What to do -> Below is a block of records; repeat all of them exactly.

=-=-=-=-=

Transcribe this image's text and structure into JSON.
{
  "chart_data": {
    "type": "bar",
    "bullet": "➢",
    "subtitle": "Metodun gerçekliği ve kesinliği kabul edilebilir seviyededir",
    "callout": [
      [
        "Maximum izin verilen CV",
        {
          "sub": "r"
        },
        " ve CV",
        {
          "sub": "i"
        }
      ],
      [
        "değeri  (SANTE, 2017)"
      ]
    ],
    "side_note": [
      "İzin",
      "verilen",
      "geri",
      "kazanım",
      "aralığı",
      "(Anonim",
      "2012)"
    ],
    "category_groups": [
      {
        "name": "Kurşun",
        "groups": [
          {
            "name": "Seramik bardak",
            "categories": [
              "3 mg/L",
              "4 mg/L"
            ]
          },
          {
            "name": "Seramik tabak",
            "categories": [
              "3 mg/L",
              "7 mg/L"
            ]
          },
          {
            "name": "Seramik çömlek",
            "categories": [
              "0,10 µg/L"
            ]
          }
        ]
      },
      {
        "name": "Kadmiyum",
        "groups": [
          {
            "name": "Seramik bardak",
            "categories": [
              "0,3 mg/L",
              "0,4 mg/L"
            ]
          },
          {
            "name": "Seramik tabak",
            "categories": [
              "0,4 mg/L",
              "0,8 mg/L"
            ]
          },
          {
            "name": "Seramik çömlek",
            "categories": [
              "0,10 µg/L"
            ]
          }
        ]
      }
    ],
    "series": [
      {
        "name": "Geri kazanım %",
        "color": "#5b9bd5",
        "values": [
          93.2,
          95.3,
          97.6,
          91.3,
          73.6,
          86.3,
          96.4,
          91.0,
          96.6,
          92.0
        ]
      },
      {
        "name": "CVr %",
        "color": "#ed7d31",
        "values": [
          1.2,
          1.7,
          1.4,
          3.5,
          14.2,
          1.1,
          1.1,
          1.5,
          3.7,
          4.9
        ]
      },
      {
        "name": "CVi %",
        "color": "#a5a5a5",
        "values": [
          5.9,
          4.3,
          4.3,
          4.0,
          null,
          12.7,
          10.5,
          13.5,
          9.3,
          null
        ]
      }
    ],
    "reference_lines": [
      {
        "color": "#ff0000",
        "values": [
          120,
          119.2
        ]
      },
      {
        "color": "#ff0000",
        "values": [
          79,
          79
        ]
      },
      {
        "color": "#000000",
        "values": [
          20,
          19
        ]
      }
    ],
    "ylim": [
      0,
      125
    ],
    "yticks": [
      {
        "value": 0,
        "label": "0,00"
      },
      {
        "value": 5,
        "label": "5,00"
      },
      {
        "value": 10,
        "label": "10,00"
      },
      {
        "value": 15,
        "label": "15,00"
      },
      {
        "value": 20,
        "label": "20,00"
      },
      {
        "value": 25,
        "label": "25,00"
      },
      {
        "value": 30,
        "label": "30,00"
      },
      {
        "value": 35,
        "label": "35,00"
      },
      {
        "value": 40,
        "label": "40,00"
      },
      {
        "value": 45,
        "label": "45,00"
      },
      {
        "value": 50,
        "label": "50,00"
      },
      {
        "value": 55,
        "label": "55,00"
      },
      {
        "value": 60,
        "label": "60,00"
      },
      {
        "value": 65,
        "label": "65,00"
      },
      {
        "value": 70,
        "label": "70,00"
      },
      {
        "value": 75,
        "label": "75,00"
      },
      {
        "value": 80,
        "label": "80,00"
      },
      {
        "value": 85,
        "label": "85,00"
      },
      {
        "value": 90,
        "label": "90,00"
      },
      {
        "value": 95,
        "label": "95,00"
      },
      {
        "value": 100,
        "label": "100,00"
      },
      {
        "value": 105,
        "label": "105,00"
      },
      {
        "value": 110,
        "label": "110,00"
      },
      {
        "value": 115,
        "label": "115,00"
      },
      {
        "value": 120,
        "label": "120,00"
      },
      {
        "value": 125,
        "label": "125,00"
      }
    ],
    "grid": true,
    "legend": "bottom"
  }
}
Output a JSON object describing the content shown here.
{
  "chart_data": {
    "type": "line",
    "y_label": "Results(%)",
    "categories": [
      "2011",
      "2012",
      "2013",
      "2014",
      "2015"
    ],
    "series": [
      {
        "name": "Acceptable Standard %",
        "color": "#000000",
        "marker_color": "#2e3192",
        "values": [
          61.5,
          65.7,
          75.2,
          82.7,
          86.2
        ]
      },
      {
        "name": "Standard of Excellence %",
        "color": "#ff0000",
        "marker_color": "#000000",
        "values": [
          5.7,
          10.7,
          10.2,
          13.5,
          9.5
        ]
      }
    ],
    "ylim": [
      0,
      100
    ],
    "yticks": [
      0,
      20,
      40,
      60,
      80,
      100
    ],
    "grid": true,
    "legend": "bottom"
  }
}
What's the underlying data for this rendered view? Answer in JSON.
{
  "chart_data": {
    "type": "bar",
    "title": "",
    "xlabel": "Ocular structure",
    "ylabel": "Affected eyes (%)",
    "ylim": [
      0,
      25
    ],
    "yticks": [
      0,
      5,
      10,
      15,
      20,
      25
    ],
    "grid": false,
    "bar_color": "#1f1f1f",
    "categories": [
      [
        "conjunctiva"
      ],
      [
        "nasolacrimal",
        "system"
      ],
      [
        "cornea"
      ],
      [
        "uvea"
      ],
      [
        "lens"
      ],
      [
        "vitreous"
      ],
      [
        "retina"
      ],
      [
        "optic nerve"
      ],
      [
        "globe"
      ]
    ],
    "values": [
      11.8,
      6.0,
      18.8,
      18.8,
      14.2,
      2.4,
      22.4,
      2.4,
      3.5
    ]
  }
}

=-=-=-=-=

Full answer ->
Transcribe this image's text and structure into JSON.
{
  "chart_data": {
    "type": "bar",
    "bullet": "➢",
    "subtitle": "Metodun gerçekliği ve kesinliği kabul edilebilir seviyededir",
    "callout": [
      [
        "Maximum izin verilen CV",
        {
          "sub": "r"
        },
        " ve CV",
        {
          "sub": "i"
        }
      ],
      [
        "değeri  (SANTE, 2017)"
      ]
    ],
    "side_note": [
      "İzin",
      "verilen",
      "geri",
      "kazanım",
      "aralığı",
      "(Anonim",
      "2012)"
    ],
    "category_groups": [
      {
        "name": "Kurşun",
        "groups": [
          {
            "name": "Seramik bardak",
            "categories": [
              "3 mg/L",
              "4 mg/L"
            ]
          },
          {
            "name": "Seramik tabak",
            "categories": [
              "3 mg/L",
              "7 mg/L"
            ]
          },
          {
            "name": "Seramik çömlek",
            "categories": [
              "0,10 µg/L"
            ]
          }
        ]
      },
      {
        "name": "Kadmiyum",
        "groups": [
          {
            "name": "Seramik bardak",
            "categories": [
              "0,3 mg/L",
              "0,4 mg/L"
            ]
          },
          {
            "name": "Seramik tabak",
            "categories": [
              "0,4 mg/L",
              "0,8 mg/L"
            ]
          },
          {
            "name": "Seramik çömlek",
            "categories": [
              "0,10 µg/L"
            ]
          }
        ]
      }
    ],
    "series": [
      {
        "name": "Geri kazanım %",
        "color": "#5b9bd5",
        "values": [
          93.2,
          95.3,
          97.6,
          91.3,
          73.6,
          86.3,
          96.4,
          91.0,
          96.6,
          92.0
        ]
      },
      {
        "name": "CVr %",
        "color": "#ed7d31",
        "values": [
          1.2,
          1.7,
          1.4,
          3.5,
          14.2,
          1.1,
          1.1,
          1.5,
          3.7,
          4.9
        ]
      },
      {
        "name": "CVi %",
        "color": "#a5a5a5",
        "values": [
          5.9,
          4.3,
          4.3,
          4.0,
          null,
          12.7,
          10.5,
          13.5,
          9.3,
          null
        ]
      }
    ],
    "reference_lines": [
      {
        "color": "#ff0000",
        "values": [
          120,
          119.2
        ]
      },
      {
        "color": "#ff0000",
        "values": [
          79,
          79
        ]
      },
      {
        "color": "#000000",
        "values": [
          20,
          19
        ]
      }
    ],
    "ylim": [
      0,
      125
    ],
    "yticks": [
      {
        "value": 0,
        "label": "0,00"
      },
      {
        "value": 5,
        "label": "5,00"
      },
      {
        "value": 10,
        "label": "10,00"
      },
      {
        "value": 15,
        "label": "15,00"
      },
      {
        "value": 20,
        "label": "20,00"
      },
      {
        "value": 25,
        "label": "25,00"
      },
      {
        "value": 30,
        "label": "30,00"
      },
      {
        "value": 35,
        "label": "35,00"
      },
      {
        "value": 40,
        "label": "40,00"
      },
      {
        "value": 45,
        "label": "45,00"
      },
      {
        "value": 50,
        "label": "50,00"
      },
      {
        "value": 55,
        "label": "55,00"
      },
      {
        "value": 60,
        "label": "60,00"
      },
      {
        "value": 65,
        "label": "65,00"
      },
      {
        "value": 70,
        "label": "70,00"
      },
      {
        "value": 75,
        "label": "75,00"
      },
      {
        "value": 80,
        "label": "80,00"
      },
      {
        "value": 85,
        "label": "85,00"
      },
      {
        "value": 90,
        "label": "90,00"
      },
      {
        "value": 95,
        "label": "95,00"
      },
      {
        "value": 100,
        "label": "100,00"
      },
      {
        "value": 105,
        "label": "105,00"
      },
      {
        "value": 110,
        "label": "110,00"
      },
      {
        "value": 115,
        "label": "115,00"
      },
      {
        "value": 120,
        "label": "120,00"
      },
      {
        "value": 125,
        "label": "125,00"
      }
    ],
    "grid": true,
    "legend": "bottom"
  }
}
Output a JSON object describing the content shown here.
{
  "chart_data": {
    "type": "line",
    "y_label": "Results(%)",
    "categories": [
      "2011",
      "2012",
      "2013",
      "2014",
      "2015"
    ],
    "series": [
      {
        "name": "Acceptable Standard %",
        "color": "#000000",
        "marker_color": "#2e3192",
        "values": [
          61.5,
          65.7,
          75.2,
          82.7,
          86.2
        ]
      },
      {
        "name": "Standard of Excellence %",
        "color": "#ff0000",
        "marker_color": "#000000",
        "values": [
          5.7,
          10.7,
          10.2,
          13.5,
          9.5
        ]
      }
    ],
    "ylim": [
      0,
      100
    ],
    "yticks": [
      0,
      20,
      40,
      60,
      80,
      100
    ],
    "grid": true,
    "legend": "bottom"
  }
}
What's the underlying data for this rendered view? Answer in JSON.
{
  "chart_data": {
    "type": "bar",
    "title": "",
    "xlabel": "Ocular structure",
    "ylabel": "Affected eyes (%)",
    "ylim": [
      0,
      25
    ],
    "yticks": [
      0,
      5,
      10,
      15,
      20,
      25
    ],
    "grid": false,
    "bar_color": "#1f1f1f",
    "categories": [
      [
        "conjunctiva"
      ],
      [
        "nasolacrimal",
        "system"
      ],
      [
        "cornea"
      ],
      [
        "uvea"
      ],
      [
        "lens"
      ],
      [
        "vitreous"
      ],
      [
        "retina"
      ],
      [
        "optic nerve"
      ],
      [
        "globe"
      ]
    ],
    "values": [
      11.8,
      6.0,
      18.8,
      18.8,
      14.2,
      2.4,
      22.4,
      2.4,
      3.5
    ]
  }
}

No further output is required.